▶ _Data items_
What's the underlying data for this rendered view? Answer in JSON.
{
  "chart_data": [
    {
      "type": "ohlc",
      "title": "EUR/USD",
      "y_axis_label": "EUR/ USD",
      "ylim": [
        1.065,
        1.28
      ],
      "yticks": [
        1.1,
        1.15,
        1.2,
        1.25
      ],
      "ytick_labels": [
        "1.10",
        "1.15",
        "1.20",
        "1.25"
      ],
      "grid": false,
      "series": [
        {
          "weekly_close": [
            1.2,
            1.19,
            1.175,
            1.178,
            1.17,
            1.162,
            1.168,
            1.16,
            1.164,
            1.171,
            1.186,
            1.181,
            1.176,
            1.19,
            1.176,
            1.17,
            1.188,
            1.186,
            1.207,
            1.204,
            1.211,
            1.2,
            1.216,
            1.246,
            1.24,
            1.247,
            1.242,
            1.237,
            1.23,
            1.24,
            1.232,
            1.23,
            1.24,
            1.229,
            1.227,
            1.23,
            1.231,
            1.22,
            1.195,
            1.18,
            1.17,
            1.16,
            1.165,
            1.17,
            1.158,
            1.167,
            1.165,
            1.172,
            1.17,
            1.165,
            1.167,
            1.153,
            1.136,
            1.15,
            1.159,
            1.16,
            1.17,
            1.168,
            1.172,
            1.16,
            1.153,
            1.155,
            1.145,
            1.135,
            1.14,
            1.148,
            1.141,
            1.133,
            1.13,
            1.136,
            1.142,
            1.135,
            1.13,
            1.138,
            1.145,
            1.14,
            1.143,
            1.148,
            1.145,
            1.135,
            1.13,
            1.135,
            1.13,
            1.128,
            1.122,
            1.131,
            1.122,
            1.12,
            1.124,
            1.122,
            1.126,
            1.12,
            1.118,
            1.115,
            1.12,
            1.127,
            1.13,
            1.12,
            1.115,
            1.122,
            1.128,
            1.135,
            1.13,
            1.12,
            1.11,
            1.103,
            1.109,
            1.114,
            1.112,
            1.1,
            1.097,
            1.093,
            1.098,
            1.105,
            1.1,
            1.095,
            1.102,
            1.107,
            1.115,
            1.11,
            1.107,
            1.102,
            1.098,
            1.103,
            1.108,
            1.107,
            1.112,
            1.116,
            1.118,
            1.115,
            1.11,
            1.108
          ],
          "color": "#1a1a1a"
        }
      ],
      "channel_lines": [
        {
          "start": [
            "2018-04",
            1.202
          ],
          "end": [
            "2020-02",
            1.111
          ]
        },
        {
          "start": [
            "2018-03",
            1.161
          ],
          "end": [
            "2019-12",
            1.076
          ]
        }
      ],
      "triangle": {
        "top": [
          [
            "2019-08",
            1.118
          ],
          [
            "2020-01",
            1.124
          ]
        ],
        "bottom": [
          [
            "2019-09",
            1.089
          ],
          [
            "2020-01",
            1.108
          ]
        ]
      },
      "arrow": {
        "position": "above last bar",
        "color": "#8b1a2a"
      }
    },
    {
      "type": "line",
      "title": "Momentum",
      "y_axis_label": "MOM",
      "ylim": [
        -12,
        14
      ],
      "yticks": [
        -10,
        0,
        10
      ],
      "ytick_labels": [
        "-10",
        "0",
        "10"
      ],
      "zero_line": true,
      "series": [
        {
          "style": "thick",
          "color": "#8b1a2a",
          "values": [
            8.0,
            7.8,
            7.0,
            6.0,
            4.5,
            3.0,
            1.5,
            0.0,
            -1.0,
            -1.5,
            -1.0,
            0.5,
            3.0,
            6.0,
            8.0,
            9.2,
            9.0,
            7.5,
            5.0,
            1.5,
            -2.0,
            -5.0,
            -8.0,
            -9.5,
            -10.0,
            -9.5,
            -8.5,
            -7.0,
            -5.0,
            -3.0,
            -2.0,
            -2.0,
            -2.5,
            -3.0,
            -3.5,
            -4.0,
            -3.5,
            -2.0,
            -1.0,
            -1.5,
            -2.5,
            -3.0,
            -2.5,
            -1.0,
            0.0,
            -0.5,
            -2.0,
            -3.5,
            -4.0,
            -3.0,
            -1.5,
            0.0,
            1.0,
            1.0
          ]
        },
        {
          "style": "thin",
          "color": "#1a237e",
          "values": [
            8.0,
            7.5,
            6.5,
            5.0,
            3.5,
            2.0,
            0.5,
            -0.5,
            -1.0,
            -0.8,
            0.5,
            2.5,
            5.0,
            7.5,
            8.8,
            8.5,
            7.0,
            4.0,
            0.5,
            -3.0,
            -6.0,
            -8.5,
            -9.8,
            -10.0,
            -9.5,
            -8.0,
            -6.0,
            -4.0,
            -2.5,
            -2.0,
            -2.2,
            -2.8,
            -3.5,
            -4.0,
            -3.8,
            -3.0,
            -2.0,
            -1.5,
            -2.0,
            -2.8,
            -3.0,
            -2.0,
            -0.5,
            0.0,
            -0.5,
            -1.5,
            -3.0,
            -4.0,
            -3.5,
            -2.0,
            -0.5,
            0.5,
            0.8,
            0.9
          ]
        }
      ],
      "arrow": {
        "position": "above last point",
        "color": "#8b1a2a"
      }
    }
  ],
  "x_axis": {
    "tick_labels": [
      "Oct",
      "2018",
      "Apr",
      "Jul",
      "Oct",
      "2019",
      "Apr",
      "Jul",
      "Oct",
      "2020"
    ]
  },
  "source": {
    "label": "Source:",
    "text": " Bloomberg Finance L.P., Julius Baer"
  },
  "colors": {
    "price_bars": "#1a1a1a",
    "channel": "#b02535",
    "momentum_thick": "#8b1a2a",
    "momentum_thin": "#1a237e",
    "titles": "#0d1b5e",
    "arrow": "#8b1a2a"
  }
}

▶ _Goal of the exercise_
Retype all of the material above with every character intact.

▶ _Result of the task_
What's the underlying data for this rendered view? Answer in JSON.
{
  "chart_data": [
    {
      "type": "ohlc",
      "title": "EUR/USD",
      "y_axis_label": "EUR/ USD",
      "ylim": [
        1.065,
        1.28
      ],
      "yticks": [
        1.1,
        1.15,
        1.2,
        1.25
      ],
      "ytick_labels": [
        "1.10",
        "1.15",
        "1.20",
        "1.25"
      ],
      "grid": false,
      "series": [
        {
          "weekly_close": [
            1.2,
            1.19,
            1.175,
            1.178,
            1.17,
            1.162,
            1.168,
            1.16,
            1.164,
            1.171,
            1.186,
            1.181,
            1.176,
            1.19,
            1.176,
            1.17,
            1.188,
            1.186,
            1.207,
            1.204,
            1.211,
            1.2,
            1.216,
            1.246,
            1.24,
            1.247,
            1.242,
            1.237,
            1.23,
            1.24,
            1.232,
            1.23,
            1.24,
            1.229,
            1.227,
            1.23,
            1.231,
            1.22,
            1.195,
            1.18,
            1.17,
            1.16,
            1.165,
            1.17,
            1.158,
            1.167,
            1.165,
            1.172,
            1.17,
            1.165,
            1.167,
            1.153,
            1.136,
            1.15,
            1.159,
            1.16,
            1.17,
            1.168,
            1.172,
            1.16,
            1.153,
            1.155,
            1.145,
            1.135,
            1.14,
            1.148,
            1.141,
            1.133,
            1.13,
            1.136,
            1.142,
            1.135,
            1.13,
            1.138,
            1.145,
            1.14,
            1.143,
            1.148,
            1.145,
            1.135,
            1.13,
            1.135,
            1.13,
            1.128,
            1.122,
            1.131,
            1.122,
            1.12,
            1.124,
            1.122,
            1.126,
            1.12,
            1.118,
            1.115,
            1.12,
            1.127,
            1.13,
            1.12,
            1.115,
            1.122,
            1.128,
            1.135,
            1.13,
            1.12,
            1.11,
            1.103,
            1.109,
            1.114,
            1.112,
            1.1,
            1.097,
            1.093,
            1.098,
            1.105,
            1.1,
            1.095,
            1.102,
            1.107,
            1.115,
            1.11,
            1.107,
            1.102,
            1.098,
            1.103,
            1.108,
            1.107,
            1.112,
            1.116,
            1.118,
            1.115,
            1.11,
            1.108
          ],
          "color": "#1a1a1a"
        }
      ],
      "channel_lines": [
        {
          "start": [
            "2018-04",
            1.202
          ],
          "end": [
            "2020-02",
            1.111
          ]
        },
        {
          "start": [
            "2018-03",
            1.161
          ],
          "end": [
            "2019-12",
            1.076
          ]
        }
      ],
      "triangle": {
        "top": [
          [
            "2019-08",
            1.118
          ],
          [
            "2020-01",
            1.124
          ]
        ],
        "bottom": [
          [
            "2019-09",
            1.089
          ],
          [
            "2020-01",
            1.108
          ]
        ]
      },
      "arrow": {
        "position": "above last bar",
        "color": "#8b1a2a"
      }
    },
    {
      "type": "line",
      "title": "Momentum",
      "y_axis_label": "MOM",
      "ylim": [
        -12,
        14
      ],
      "yticks": [
        -10,
        0,
        10
      ],
      "ytick_labels": [
        "-10",
        "0",
        "10"
      ],
      "zero_line": true,
      "series": [
        {
          "style": "thick",
          "color": "#8b1a2a",
          "values": [
            8.0,
            7.8,
            7.0,
            6.0,
            4.5,
            3.0,
            1.5,
            0.0,
            -1.0,
            -1.5,
            -1.0,
            0.5,
            3.0,
            6.0,
            8.0,
            9.2,
            9.0,
            7.5,
            5.0,
            1.5,
            -2.0,
            -5.0,
            -8.0,
            -9.5,
            -10.0,
            -9.5,
            -8.5,
            -7.0,
            -5.0,
            -3.0,
            -2.0,
            -2.0,
            -2.5,
            -3.0,
            -3.5,
            -4.0,
            -3.5,
            -2.0,
            -1.0,
            -1.5,
            -2.5,
            -3.0,
            -2.5,
            -1.0,
            0.0,
            -0.5,
            -2.0,
            -3.5,
            -4.0,
            -3.0,
            -1.5,
            0.0,
            1.0,
            1.0
          ]
        },
        {
          "style": "thin",
          "color": "#1a237e",
          "values": [
            8.0,
            7.5,
            6.5,
            5.0,
            3.5,
            2.0,
            0.5,
            -0.5,
            -1.0,
            -0.8,
            0.5,
            2.5,
            5.0,
            7.5,
            8.8,
            8.5,
            7.0,
            4.0,
            0.5,
            -3.0,
            -6.0,
            -8.5,
            -9.8,
            -10.0,
            -9.5,
            -8.0,
            -6.0,
            -4.0,
            -2.5,
            -2.0,
            -2.2,
            -2.8,
            -3.5,
            -4.0,
            -3.8,
            -3.0,
            -2.0,
            -1.5,
            -2.0,
            -2.8,
            -3.0,
            -2.0,
            -0.5,
            0.0,
            -0.5,
            -1.5,
            -3.0,
            -4.0,
            -3.5,
            -2.0,
            -0.5,
            0.5,
            0.8,
            0.9
          ]
        }
      ],
      "arrow": {
        "position": "above last point",
        "color": "#8b1a2a"
      }
    }
  ],
  "x_axis": {
    "tick_labels": [
      "Oct",
      "2018",
      "Apr",
      "Jul",
      "Oct",
      "2019",
      "Apr",
      "Jul",
      "Oct",
      "2020"
    ]
  },
  "source": {
    "label": "Source:",
    "text": " Bloomberg Finance L.P., Julius Baer"
  },
  "colors": {
    "price_bars": "#1a1a1a",
    "channel": "#b02535",
    "momentum_thick": "#8b1a2a",
    "momentum_thin": "#1a237e",
    "titles": "#0d1b5e",
    "arrow": "#8b1a2a"
  }
}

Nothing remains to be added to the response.